[Records from a data source]
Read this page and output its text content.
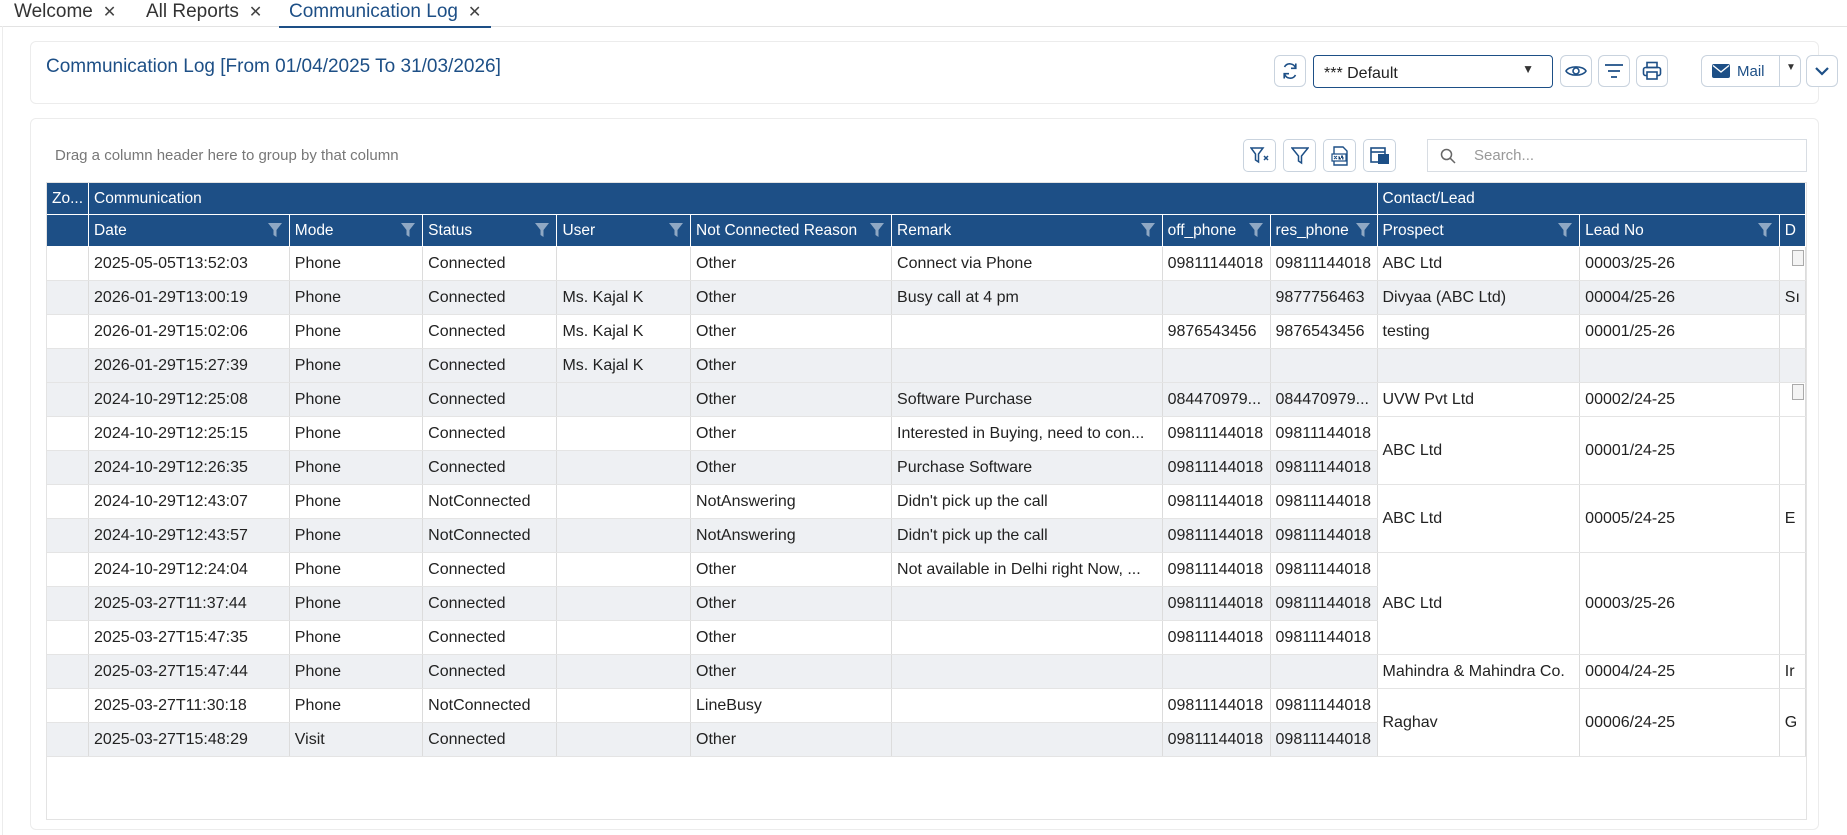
Welcome ✕ All Reports ✕	Communication Log ✕
Communication Log [From 01/04/2025 To 31/03/2026]	*** Default	▼	Mail ▼
Drag a column header here to group by that column
Search...
Zo...	Communication								Contact/Lead		
	Date	Mode	Status	User	Not Connected Reason	Remark	off_phone	res_phone	Prospect	Lead No	D
	2025-05-05T13:52:03	Phone	Connected		Other	Connect via Phone	09811144018	09811144018	ABC Ltd	00003/25-26	
	2026-01-29T13:00:19	Phone	Connected	Ms. Kajal K	Other	Busy call at 4 pm		9877756463	Divyaa (ABC Ltd)	00004/25-26	Sı
	2026-01-29T15:02:06	Phone	Connected	Ms. Kajal K	Other		9876543456	9876543456	testing	00001/25-26	
	2026-01-29T15:27:39	Phone	Connected	Ms. Kajal K	Other						
	2024-10-29T12:25:08	Phone	Connected		Other	Software Purchase	084470979...	084470979...	UVW Pvt Ltd	00002/24-25	
	2024-10-29T12:25:15	Phone	Connected		Other	Interested in Buying, need to con...	09811144018	09811144018	ABC Ltd	00001/24-25	
	2024-10-29T12:26:35	Phone	Connected		Other	Purchase Software	09811144018	09811144018			
	2024-10-29T12:43:07	Phone	NotConnected		NotAnswering	Didn't pick up the call	09811144018	09811144018	ABC Ltd	00005/24-25	E
	2024-10-29T12:43:57	Phone	NotConnected		NotAnswering	Didn't pick up the call	09811144018	09811144018			
	2024-10-29T12:24:04	Phone	Connected		Other	Not available in Delhi right Now, ...	09811144018	09811144018	ABC Ltd	00003/25-26	
	2025-03-27T11:37:44	Phone	Connected		Other		09811144018	09811144018			
	2025-03-27T15:47:35	Phone	Connected		Other		09811144018	09811144018			
	2025-03-27T15:47:44	Phone	Connected		Other				Mahindra & Mahindra Co.	00004/24-25	Ir
	2025-03-27T11:30:18	Phone	NotConnected		LineBusy		09811144018	09811144018	Raghav	00006/24-25	G
	2025-03-27T15:48:29	Visit	Connected		Other		09811144018	09811144018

- **Task prompt**: Repeat verbatim all the material, but not the pictures.

- **Answer to this problem**:
Read this page and output its text content.
Welcome ✕ All Reports ✕	Communication Log ✕
Communication Log [From 01/04/2025 To 31/03/2026]	*** Default	▼	Mail ▼
Drag a column header here to group by that column
Search...
Zo...	Communication								Contact/Lead		
	Date	Mode	Status	User	Not Connected Reason	Remark	off_phone	res_phone	Prospect	Lead No	D
	2025-05-05T13:52:03	Phone	Connected		Other	Connect via Phone	09811144018	09811144018	ABC Ltd	00003/25-26	
	2026-01-29T13:00:19	Phone	Connected	Ms. Kajal K	Other	Busy call at 4 pm		9877756463	Divyaa (ABC Ltd)	00004/25-26	Sı
	2026-01-29T15:02:06	Phone	Connected	Ms. Kajal K	Other		9876543456	9876543456	testing	00001/25-26	
	2026-01-29T15:27:39	Phone	Connected	Ms. Kajal K	Other						
	2024-10-29T12:25:08	Phone	Connected		Other	Software Purchase	084470979...	084470979...	UVW Pvt Ltd	00002/24-25	
	2024-10-29T12:25:15	Phone	Connected		Other	Interested in Buying, need to con...	09811144018	09811144018	ABC Ltd	00001/24-25	
	2024-10-29T12:26:35	Phone	Connected		Other	Purchase Software	09811144018	09811144018			
	2024-10-29T12:43:07	Phone	NotConnected		NotAnswering	Didn't pick up the call	09811144018	09811144018	ABC Ltd	00005/24-25	E
	2024-10-29T12:43:57	Phone	NotConnected		NotAnswering	Didn't pick up the call	09811144018	09811144018			
	2024-10-29T12:24:04	Phone	Connected		Other	Not available in Delhi right Now, ...	09811144018	09811144018	ABC Ltd	00003/25-26	
	2025-03-27T11:37:44	Phone	Connected		Other		09811144018	09811144018			
	2025-03-27T15:47:35	Phone	Connected		Other		09811144018	09811144018			
	2025-03-27T15:47:44	Phone	Connected		Other				Mahindra & Mahindra Co.	00004/24-25	Ir
	2025-03-27T11:30:18	Phone	NotConnected		LineBusy		09811144018	09811144018	Raghav	00006/24-25	G
	2025-03-27T15:48:29	Visit	Connected		Other		09811144018	09811144018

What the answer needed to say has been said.